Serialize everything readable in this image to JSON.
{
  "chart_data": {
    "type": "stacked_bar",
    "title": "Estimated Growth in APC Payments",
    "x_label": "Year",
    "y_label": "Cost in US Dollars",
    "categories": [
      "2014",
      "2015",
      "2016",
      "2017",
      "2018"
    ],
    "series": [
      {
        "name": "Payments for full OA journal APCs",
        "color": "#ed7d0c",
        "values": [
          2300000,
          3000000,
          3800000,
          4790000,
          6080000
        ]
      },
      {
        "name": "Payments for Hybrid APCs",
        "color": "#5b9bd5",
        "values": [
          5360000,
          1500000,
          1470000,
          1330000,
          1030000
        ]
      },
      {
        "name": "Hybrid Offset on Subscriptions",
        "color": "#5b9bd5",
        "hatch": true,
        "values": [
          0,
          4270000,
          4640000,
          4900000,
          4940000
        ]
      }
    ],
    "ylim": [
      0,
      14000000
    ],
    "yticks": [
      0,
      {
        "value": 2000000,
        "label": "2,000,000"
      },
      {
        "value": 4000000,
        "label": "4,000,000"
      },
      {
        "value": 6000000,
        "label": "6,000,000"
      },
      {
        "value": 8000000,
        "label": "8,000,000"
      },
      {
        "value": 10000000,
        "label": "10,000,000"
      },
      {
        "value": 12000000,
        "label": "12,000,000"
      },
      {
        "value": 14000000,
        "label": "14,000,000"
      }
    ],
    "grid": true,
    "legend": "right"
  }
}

_AIM_:
Your task is to reproduce all of the records exactly.

_WRITTEN SOLUTION_:
Serialize everything readable in this image to JSON.
{
  "chart_data": {
    "type": "stacked_bar",
    "title": "Estimated Growth in APC Payments",
    "x_label": "Year",
    "y_label": "Cost in US Dollars",
    "categories": [
      "2014",
      "2015",
      "2016",
      "2017",
      "2018"
    ],
    "series": [
      {
        "name": "Payments for full OA journal APCs",
        "color": "#ed7d0c",
        "values": [
          2300000,
          3000000,
          3800000,
          4790000,
          6080000
        ]
      },
      {
        "name": "Payments for Hybrid APCs",
        "color": "#5b9bd5",
        "values": [
          5360000,
          1500000,
          1470000,
          1330000,
          1030000
        ]
      },
      {
        "name": "Hybrid Offset on Subscriptions",
        "color": "#5b9bd5",
        "hatch": true,
        "values": [
          0,
          4270000,
          4640000,
          4900000,
          4940000
        ]
      }
    ],
    "ylim": [
      0,
      14000000
    ],
    "yticks": [
      0,
      {
        "value": 2000000,
        "label": "2,000,000"
      },
      {
        "value": 4000000,
        "label": "4,000,000"
      },
      {
        "value": 6000000,
        "label": "6,000,000"
      },
      {
        "value": 8000000,
        "label": "8,000,000"
      },
      {
        "value": 10000000,
        "label": "10,000,000"
      },
      {
        "value": 12000000,
        "label": "12,000,000"
      },
      {
        "value": 14000000,
        "label": "14,000,000"
      }
    ],
    "grid": true,
    "legend": "right"
  }
}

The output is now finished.